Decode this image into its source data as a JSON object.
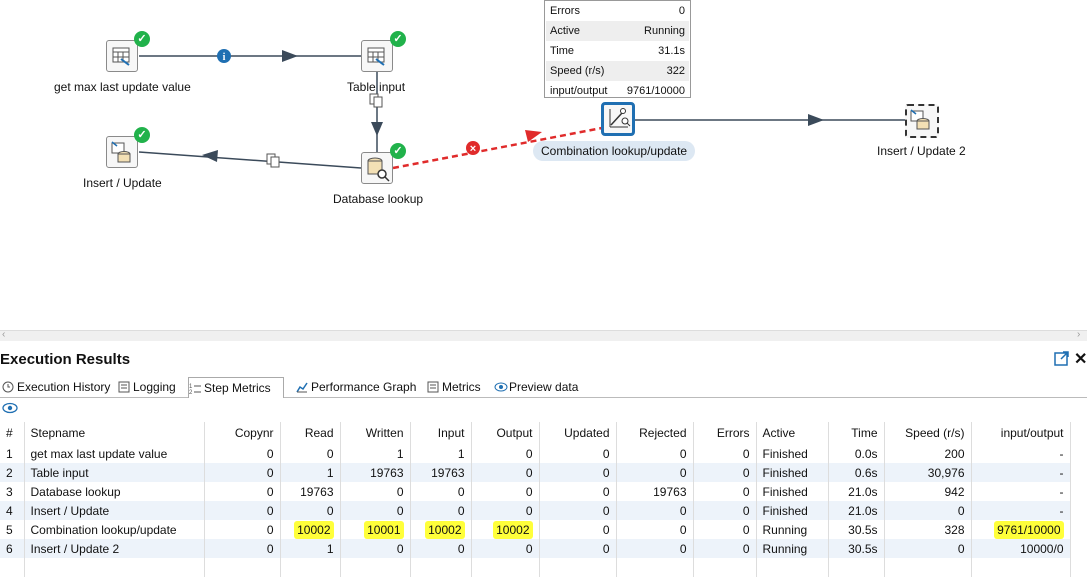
{
  "canvas": {
    "steps": [
      {
        "label": "get max last update value",
        "status": "ok"
      },
      {
        "label": "Table input",
        "status": "ok"
      },
      {
        "label": "Insert / Update",
        "status": "ok"
      },
      {
        "label": "Database lookup",
        "status": "ok"
      },
      {
        "label": "Combination lookup/update",
        "status": "running",
        "selected": true
      },
      {
        "label": "Insert / Update 2",
        "status": "none"
      }
    ],
    "tooltip": {
      "rows": [
        {
          "key": "Errors",
          "value": "0"
        },
        {
          "key": "Active",
          "value": "Running"
        },
        {
          "key": "Time",
          "value": "31.1s"
        },
        {
          "key": "Speed (r/s)",
          "value": "322"
        },
        {
          "key": "input/output",
          "value": "9761/10000"
        }
      ]
    },
    "hop_colors": {
      "normal": "#3b4a5a",
      "error": "#e02b2b",
      "info": "#1f6fb2"
    }
  },
  "panel": {
    "title": "Execution Results",
    "tabs": [
      {
        "label": "Execution History",
        "icon": "history-icon"
      },
      {
        "label": "Logging",
        "icon": "log-icon"
      },
      {
        "label": "Step Metrics",
        "icon": "metrics-list-icon",
        "active": true
      },
      {
        "label": "Performance Graph",
        "icon": "graph-icon"
      },
      {
        "label": "Metrics",
        "icon": "metrics-icon"
      },
      {
        "label": "Preview data",
        "icon": "eye-icon"
      }
    ]
  },
  "table": {
    "columns": [
      "#",
      "Stepname",
      "Copynr",
      "Read",
      "Written",
      "Input",
      "Output",
      "Updated",
      "Rejected",
      "Errors",
      "Active",
      "Time",
      "Speed (r/s)",
      "input/output"
    ],
    "rows": [
      [
        "1",
        "get max last update value",
        "0",
        "0",
        "1",
        "1",
        "0",
        "0",
        "0",
        "0",
        "Finished",
        "0.0s",
        "200",
        "-"
      ],
      [
        "2",
        "Table input",
        "0",
        "1",
        "19763",
        "19763",
        "0",
        "0",
        "0",
        "0",
        "Finished",
        "0.6s",
        "30,976",
        "-"
      ],
      [
        "3",
        "Database lookup",
        "0",
        "19763",
        "0",
        "0",
        "0",
        "0",
        "19763",
        "0",
        "Finished",
        "21.0s",
        "942",
        "-"
      ],
      [
        "4",
        "Insert / Update",
        "0",
        "0",
        "0",
        "0",
        "0",
        "0",
        "0",
        "0",
        "Finished",
        "21.0s",
        "0",
        "-"
      ],
      [
        "5",
        "Combination lookup/update",
        "0",
        "10002",
        "10001",
        "10002",
        "10002",
        "0",
        "0",
        "0",
        "Running",
        "30.5s",
        "328",
        "9761/10000"
      ],
      [
        "6",
        "Insert / Update 2",
        "0",
        "1",
        "0",
        "0",
        "0",
        "0",
        "0",
        "0",
        "Running",
        "30.5s",
        "0",
        "10000/0"
      ]
    ],
    "highlight_color": "#ffff3a"
  }
}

━━━━━━━━

SET EXERCISE - Of the lines in the material, how many include "Execution"? Respond with the number alone.

OUTPUT OF THE EXERCISE - 2